## WHAT TO DO
From the listing below, work out how many lines contain "given". Reply with that number only.
[start]
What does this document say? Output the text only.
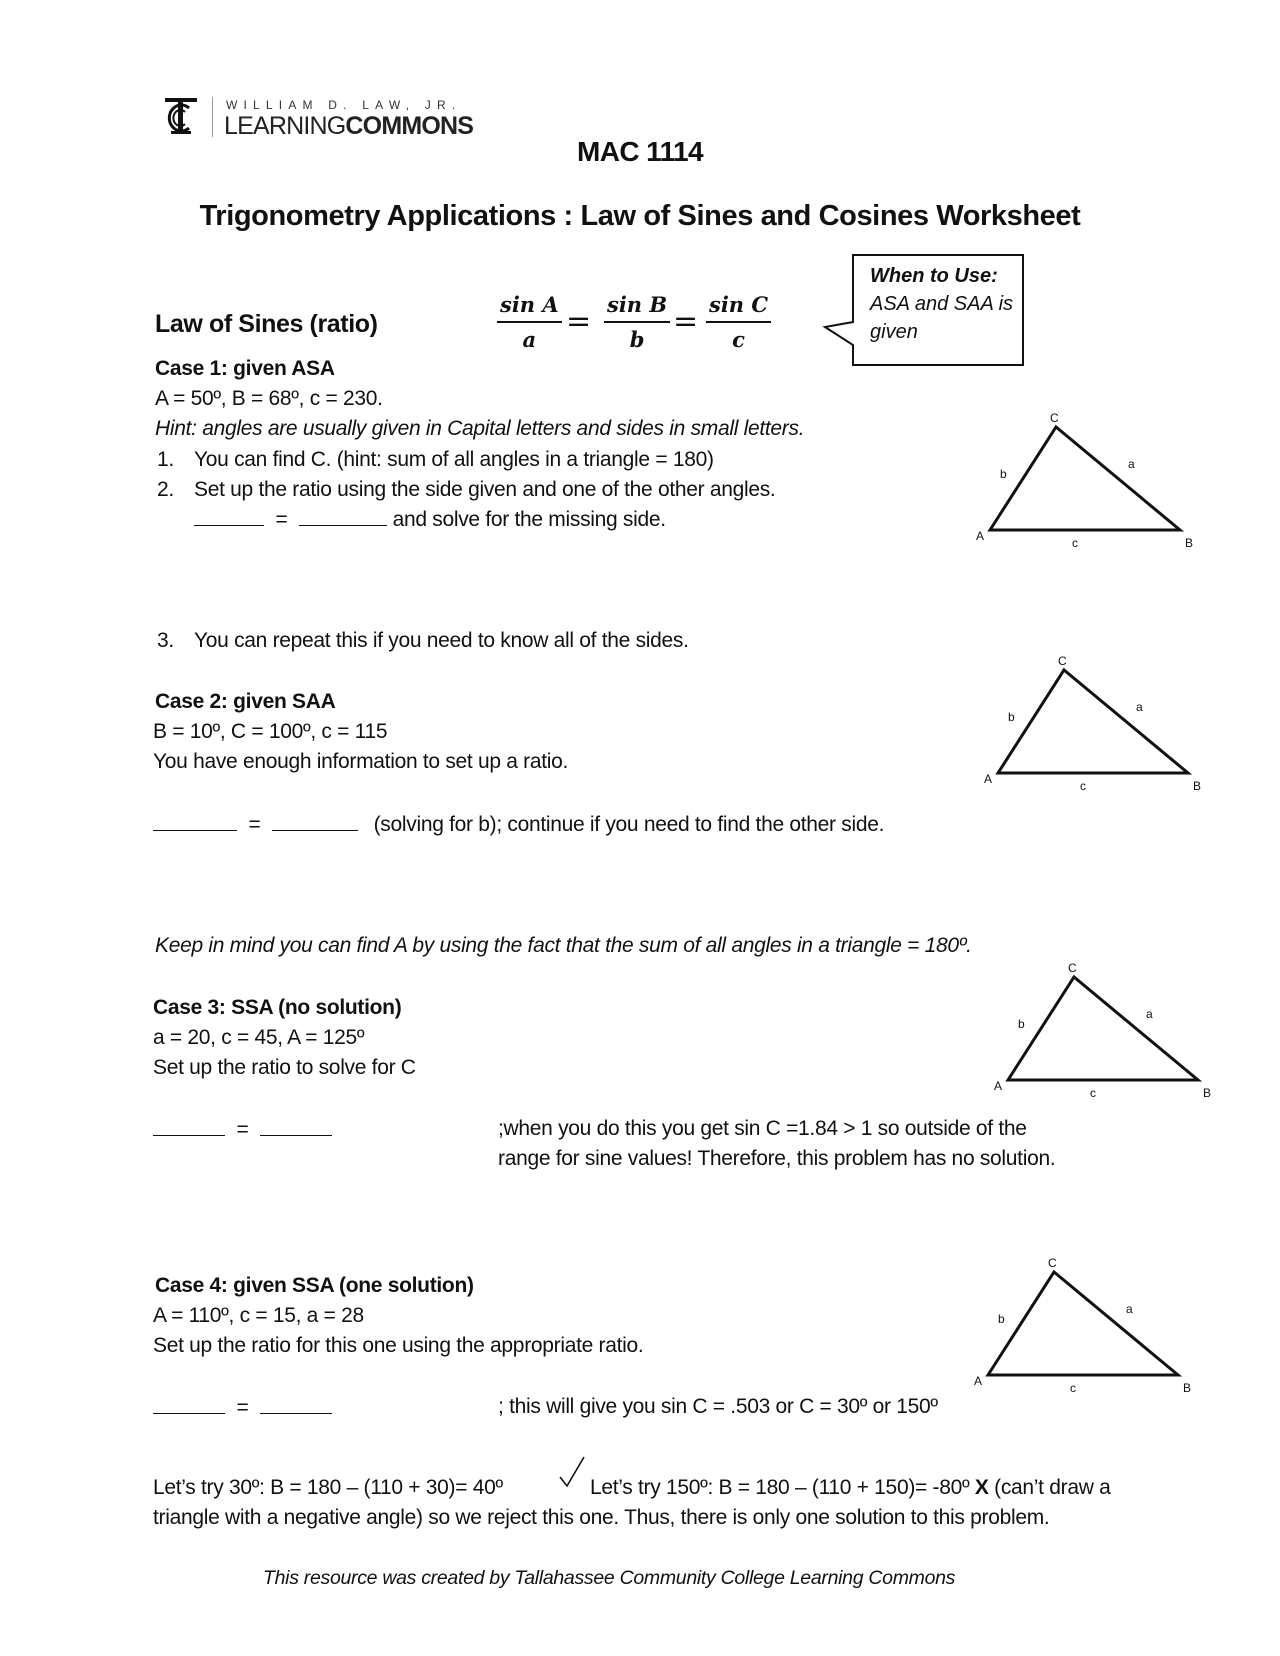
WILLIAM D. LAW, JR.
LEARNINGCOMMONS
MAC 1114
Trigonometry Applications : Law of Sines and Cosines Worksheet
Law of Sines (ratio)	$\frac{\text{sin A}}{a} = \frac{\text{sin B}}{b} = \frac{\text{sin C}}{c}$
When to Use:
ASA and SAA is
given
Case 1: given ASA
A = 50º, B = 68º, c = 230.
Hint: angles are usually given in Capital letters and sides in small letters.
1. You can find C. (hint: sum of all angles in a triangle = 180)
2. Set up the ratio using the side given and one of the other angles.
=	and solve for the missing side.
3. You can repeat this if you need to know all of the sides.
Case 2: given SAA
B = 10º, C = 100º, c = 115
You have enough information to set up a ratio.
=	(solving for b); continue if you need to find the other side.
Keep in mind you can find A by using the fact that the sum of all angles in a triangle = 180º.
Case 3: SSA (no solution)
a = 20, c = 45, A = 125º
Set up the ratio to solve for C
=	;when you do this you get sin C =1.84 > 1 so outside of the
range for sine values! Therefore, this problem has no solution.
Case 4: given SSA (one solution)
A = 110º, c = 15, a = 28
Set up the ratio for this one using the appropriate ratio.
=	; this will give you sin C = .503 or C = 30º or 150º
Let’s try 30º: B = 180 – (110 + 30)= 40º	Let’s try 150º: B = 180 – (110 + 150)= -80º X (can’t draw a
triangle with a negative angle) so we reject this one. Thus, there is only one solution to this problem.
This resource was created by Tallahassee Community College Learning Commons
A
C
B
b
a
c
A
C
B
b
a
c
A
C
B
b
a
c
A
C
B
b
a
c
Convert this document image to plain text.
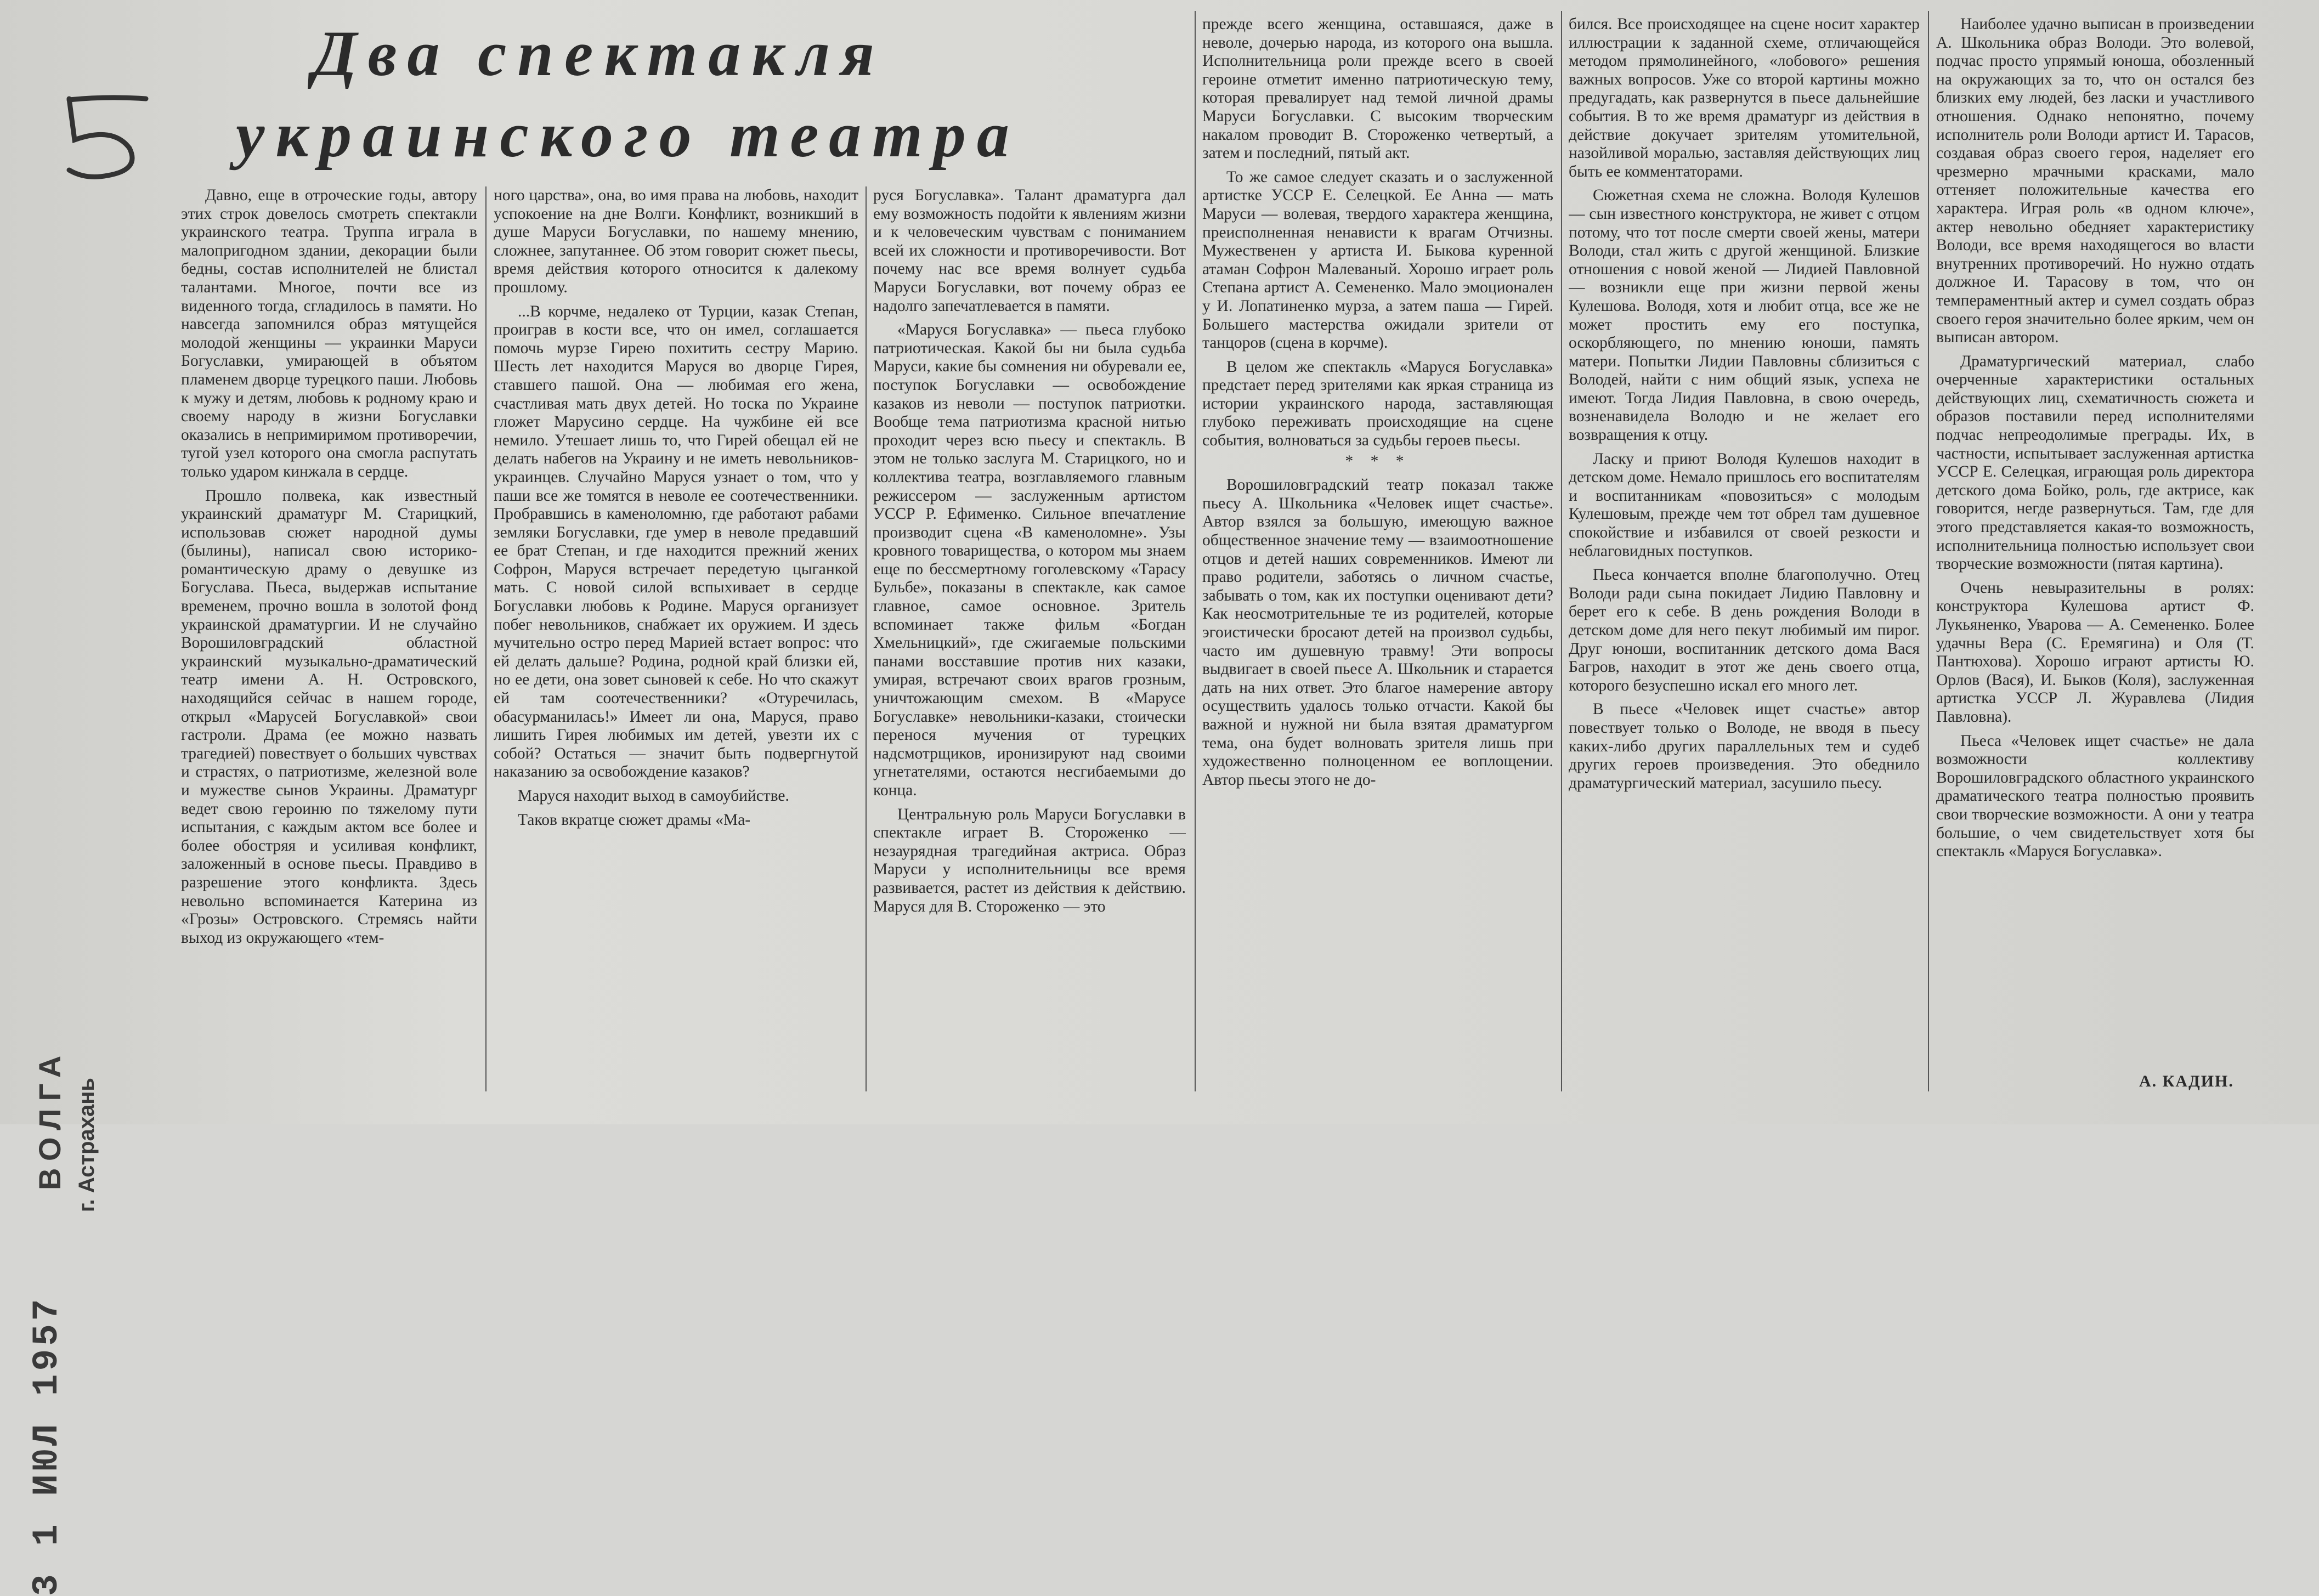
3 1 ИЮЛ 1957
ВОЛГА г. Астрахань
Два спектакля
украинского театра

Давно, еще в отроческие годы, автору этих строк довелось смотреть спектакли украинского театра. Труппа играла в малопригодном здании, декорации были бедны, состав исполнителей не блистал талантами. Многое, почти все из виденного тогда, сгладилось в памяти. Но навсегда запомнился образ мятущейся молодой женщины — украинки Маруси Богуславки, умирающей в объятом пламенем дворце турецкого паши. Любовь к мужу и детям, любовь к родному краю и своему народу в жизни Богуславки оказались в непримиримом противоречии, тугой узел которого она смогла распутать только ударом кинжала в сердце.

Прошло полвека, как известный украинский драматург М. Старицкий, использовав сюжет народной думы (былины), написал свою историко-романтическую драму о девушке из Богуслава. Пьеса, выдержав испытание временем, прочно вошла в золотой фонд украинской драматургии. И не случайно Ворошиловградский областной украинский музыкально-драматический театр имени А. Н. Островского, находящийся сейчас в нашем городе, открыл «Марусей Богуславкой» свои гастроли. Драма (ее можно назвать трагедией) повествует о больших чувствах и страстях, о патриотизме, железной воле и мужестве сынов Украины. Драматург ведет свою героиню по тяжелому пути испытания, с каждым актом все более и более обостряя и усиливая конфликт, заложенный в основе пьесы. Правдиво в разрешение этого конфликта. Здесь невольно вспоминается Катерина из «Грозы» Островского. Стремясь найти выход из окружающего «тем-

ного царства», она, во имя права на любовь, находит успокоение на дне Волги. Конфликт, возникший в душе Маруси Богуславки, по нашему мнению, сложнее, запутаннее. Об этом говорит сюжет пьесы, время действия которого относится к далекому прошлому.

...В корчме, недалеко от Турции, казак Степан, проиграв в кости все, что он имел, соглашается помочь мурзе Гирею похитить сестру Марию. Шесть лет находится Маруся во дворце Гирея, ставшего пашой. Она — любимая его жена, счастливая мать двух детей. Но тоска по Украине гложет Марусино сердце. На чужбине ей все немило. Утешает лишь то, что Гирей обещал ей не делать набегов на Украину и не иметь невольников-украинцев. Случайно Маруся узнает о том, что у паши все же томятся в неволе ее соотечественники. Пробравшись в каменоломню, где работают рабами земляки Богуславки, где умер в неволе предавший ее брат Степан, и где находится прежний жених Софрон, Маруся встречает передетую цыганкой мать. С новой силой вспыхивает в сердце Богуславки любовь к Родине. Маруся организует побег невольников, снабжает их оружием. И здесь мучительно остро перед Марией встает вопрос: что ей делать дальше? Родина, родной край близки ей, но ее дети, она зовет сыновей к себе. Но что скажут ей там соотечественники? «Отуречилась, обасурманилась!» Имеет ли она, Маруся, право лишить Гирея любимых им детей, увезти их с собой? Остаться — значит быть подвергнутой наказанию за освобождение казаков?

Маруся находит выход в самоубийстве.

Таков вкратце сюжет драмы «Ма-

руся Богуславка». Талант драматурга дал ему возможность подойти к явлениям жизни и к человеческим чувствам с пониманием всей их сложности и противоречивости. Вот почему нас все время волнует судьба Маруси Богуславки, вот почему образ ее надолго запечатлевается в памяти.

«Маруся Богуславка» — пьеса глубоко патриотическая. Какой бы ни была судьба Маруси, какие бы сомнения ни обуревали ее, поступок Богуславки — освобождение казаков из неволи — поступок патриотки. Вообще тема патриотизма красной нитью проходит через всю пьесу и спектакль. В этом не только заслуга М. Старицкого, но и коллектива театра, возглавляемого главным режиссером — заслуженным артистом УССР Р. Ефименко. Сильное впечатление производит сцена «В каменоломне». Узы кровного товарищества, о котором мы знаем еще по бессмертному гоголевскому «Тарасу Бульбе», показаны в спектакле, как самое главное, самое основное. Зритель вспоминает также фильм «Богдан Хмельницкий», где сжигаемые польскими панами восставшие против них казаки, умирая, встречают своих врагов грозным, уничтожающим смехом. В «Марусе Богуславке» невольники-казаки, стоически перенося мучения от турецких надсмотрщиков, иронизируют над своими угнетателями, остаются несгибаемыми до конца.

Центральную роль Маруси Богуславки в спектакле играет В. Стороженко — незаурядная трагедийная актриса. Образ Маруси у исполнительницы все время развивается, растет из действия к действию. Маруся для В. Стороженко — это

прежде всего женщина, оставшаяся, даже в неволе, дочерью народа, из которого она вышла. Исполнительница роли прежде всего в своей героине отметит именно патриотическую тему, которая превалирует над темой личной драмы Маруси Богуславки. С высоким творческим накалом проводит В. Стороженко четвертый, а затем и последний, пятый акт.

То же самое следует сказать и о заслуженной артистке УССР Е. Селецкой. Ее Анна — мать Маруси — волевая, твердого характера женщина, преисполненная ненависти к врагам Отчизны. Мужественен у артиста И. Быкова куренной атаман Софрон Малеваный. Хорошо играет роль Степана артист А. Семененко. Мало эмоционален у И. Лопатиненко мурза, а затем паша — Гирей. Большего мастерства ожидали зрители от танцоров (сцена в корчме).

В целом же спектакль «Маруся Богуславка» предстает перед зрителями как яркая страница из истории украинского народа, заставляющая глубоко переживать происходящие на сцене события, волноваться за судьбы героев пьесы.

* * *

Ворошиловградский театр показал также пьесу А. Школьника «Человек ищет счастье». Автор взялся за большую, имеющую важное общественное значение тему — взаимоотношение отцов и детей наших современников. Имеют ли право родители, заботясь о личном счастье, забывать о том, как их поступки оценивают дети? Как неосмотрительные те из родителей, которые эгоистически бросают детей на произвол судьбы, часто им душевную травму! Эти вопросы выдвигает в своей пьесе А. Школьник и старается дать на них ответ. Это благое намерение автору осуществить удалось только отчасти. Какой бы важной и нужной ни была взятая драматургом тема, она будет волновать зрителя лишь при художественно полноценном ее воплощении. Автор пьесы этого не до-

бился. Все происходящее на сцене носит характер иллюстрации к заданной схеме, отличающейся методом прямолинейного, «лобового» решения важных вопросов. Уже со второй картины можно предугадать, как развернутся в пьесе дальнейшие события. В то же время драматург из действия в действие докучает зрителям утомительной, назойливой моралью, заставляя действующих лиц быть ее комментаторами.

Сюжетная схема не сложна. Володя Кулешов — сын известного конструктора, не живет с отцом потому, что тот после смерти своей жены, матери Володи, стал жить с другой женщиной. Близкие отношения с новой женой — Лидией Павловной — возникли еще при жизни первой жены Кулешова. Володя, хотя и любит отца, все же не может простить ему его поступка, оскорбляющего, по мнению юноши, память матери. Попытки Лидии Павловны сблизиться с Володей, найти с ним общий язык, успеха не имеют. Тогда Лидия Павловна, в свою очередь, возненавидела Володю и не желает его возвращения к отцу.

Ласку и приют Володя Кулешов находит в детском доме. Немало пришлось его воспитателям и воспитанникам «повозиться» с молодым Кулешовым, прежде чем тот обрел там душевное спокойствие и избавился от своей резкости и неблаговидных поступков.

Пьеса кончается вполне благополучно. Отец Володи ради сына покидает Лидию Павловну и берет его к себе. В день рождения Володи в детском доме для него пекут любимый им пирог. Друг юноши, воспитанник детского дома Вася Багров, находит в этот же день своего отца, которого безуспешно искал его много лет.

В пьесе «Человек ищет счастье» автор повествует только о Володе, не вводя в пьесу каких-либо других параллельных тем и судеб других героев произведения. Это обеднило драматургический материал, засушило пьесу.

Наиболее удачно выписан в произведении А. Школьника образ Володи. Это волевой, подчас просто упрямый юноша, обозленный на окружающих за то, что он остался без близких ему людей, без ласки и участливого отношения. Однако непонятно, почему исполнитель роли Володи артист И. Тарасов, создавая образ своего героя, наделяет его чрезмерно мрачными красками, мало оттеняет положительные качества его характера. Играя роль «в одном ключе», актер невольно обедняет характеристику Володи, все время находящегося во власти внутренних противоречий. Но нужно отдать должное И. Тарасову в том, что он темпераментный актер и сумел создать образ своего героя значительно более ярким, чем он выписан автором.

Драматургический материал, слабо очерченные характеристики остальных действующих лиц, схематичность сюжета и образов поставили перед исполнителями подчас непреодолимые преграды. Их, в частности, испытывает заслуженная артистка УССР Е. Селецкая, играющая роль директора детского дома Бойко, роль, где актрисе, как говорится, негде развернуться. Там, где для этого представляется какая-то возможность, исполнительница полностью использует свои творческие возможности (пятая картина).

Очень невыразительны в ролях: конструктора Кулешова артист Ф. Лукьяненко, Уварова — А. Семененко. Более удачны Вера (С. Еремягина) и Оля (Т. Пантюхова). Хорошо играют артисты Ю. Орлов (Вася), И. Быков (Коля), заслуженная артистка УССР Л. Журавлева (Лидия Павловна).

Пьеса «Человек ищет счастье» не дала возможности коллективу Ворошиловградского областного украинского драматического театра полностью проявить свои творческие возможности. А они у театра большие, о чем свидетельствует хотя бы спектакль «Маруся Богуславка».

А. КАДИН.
[end]
## SOLUTION TO THE EXERCISE
6